TEXTAUSZUG
********************
Heute zeige ich meinen Blazer, den ich unter fachkundiger Anleitung genäht habe und der daher die richtigen Einlagen und Polster bekommen hat, an den richtigen Stellen gebügelt wurde und bei dem ich viel per Hand genäht habe.

Den verwendeten Schnitt aus Schwabe Der neue Schnitt 10/1956 habe ich schon abgewandelt genäht, aber bislang noch nicht in seiner Ursprungsform, obwohl mir gerade die rasanten Taschen sehr gut gefallen. Weil ich den Schnitt schon genäht hatte, war er bereits angepasst.

Ich will den Blazer als Übergangsjacke nutzen. Den Wollstoff habe ich bei bei Stoffe Gädtke in Hamburg gekauft. Er ist in beige und braun gehalten und hat bunte Stipsel, sodass er quasi zu allem passt. Das Futter habe ich unaufgeregt farblich passend gewählt.

Weil der Wollstoff etwas dünn für eine Jacke war, habe ich den Stoff zunächst komplett mit Einlage verstärkt, damit er guten Stand hat und lange hält. Dann habe ich wie üblich erstmal die Teilungsnähte am Oberteil genäht und dann ging es an die Verarbeitung der Schulterpartie und Ärmel. Hier habe ich einiges an Einlagen und Polster verwendet:

Der Rosshaarplack wird im Oberteil zwischen Schulter und Brust eingenäht und sorgt dafür, dass der Stoff gleichmäßig fällt; insbesondere beim Schlüsselbein könnte er sonst etwas einsacken. Weil ich eine große Größe nähe, habe ich aber einen eigenen Plack angefertigt und nicht den gezeigten verwendet. Der Plack wird an der Schulter nur durch ein aufbügelbares Band befestigt, aber nicht in der Schulternaht gefasst, ansonsten würde das steife Rosshaar vermeiden, dass die Schulternaht sich schön legt. In der Ärmelnaht kann das Plack mitgefasst werden, weil dort die Nahtzugabe ohnehin in den Ärmel zeigt und das Plack Sprungkraft gibt.
Den zweiteiligen Ärmel habe ich zusammengefügt und dabei gemäß Schnittmuster den Oberärmel etwas eingehalten. Die Wattierung habe ich auf der Nahtzugabe der Armkugel genäht. Sie sorgt dafür, dass die Rundung an der Schulter weich fällt. Anschließend habe ich mit zwei Einhaltereihen, also Nähte mit hoher Stichlänge sowohl auf der Naht wie auch daneben auf der Nahtzugabe, die Armkugel über einen Bügelbock eingehalten und mit viel Dampf in Form gebügelt. Weil ich zuhause keinen passenden Bügelbock hatte, habe ich dort mit dem Ärmelbügelbrett und einem Handtuch improvisiert. Wenn der Ärmel nicht mehr vom Finger rutscht, ist er gut eingehalten.
********************
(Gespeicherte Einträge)
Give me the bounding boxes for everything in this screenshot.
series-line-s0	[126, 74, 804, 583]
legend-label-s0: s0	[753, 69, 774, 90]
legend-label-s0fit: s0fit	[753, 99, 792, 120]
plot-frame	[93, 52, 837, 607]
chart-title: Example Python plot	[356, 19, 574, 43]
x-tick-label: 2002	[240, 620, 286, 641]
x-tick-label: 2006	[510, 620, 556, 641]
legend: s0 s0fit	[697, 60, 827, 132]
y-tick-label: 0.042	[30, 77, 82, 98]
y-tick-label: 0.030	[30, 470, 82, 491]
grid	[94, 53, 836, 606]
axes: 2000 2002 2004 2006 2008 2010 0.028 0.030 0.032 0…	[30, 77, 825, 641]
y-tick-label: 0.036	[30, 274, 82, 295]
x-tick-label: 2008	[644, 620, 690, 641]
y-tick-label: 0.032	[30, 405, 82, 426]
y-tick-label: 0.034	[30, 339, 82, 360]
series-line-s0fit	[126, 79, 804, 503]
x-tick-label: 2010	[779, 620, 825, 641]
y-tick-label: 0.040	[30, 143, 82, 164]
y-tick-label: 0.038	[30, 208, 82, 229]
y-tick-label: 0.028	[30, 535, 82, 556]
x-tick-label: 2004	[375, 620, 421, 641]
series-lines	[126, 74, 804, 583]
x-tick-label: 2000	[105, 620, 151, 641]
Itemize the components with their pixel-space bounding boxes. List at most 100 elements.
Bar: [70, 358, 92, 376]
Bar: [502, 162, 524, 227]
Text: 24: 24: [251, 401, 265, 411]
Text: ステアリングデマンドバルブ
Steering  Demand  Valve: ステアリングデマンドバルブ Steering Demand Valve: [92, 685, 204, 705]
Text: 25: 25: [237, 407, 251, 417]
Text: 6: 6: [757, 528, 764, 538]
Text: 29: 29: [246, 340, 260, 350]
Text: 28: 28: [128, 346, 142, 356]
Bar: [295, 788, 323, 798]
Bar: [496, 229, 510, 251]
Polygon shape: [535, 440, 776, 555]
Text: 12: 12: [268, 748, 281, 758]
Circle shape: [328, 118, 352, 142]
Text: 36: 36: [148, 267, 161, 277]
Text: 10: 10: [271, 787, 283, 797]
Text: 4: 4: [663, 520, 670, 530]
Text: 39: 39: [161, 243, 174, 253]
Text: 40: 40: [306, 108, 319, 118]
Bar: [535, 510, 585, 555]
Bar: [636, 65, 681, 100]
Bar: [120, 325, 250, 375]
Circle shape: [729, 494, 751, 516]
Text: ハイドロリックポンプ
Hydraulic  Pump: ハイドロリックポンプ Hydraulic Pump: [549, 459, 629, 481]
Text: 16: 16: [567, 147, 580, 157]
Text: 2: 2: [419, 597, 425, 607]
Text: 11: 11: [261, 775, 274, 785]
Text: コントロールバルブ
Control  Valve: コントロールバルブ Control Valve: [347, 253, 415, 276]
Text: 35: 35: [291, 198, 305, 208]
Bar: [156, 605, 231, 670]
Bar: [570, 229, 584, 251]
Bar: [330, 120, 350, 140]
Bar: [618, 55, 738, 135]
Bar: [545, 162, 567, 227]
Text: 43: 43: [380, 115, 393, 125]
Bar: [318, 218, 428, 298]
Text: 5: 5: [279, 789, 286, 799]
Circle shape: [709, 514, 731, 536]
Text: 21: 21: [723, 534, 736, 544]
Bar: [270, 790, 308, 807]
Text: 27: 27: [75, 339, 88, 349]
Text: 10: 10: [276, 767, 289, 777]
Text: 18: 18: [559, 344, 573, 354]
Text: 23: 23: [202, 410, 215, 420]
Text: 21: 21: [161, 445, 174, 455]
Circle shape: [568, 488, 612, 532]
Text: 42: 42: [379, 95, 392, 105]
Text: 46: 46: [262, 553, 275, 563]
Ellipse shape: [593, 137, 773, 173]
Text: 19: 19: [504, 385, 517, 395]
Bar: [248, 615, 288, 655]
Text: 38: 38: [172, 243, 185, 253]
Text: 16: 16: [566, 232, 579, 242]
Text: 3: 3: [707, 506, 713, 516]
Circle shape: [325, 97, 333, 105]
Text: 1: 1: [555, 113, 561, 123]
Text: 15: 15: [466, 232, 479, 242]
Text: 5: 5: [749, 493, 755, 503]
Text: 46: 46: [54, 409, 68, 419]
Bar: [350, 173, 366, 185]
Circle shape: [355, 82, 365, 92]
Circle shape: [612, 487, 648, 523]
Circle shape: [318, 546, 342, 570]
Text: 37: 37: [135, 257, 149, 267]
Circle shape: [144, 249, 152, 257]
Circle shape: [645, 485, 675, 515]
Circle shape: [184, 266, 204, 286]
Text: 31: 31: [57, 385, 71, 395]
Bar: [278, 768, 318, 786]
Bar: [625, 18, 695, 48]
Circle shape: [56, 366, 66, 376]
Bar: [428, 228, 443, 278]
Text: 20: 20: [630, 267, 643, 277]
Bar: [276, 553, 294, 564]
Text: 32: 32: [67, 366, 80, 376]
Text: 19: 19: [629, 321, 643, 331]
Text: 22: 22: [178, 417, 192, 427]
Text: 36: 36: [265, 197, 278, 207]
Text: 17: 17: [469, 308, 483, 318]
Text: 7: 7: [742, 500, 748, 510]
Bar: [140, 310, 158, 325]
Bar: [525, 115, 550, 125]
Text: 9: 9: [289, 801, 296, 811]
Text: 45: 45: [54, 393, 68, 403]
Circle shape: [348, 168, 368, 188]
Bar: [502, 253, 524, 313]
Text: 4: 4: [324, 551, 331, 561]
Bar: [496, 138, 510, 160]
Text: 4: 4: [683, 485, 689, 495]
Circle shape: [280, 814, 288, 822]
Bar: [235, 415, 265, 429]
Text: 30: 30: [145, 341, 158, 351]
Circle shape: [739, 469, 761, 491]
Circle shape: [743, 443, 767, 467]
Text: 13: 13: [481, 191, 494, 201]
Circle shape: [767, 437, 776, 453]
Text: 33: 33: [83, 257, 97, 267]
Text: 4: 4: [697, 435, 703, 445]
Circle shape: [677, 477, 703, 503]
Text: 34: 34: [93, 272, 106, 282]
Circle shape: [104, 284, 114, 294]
********************
AUFGABENSTELLUNG
Fassen Sie den Absatz des Textauszugs, der mit „Ich will den Blazer als Übergangsjacke nutzen“ beginnt, als knappe Stichpunktliste zusammen.

ERWARTETE AUSGABE
- Zweck: Übergangsjacke
- Oberstoff: Wollstoff von Stoffe Gädtke in Hamburg
- Farben: beige und braun mit bunten Stipseln, daher zu fast allem kombinierbar
- Futter: schlicht, farblich passend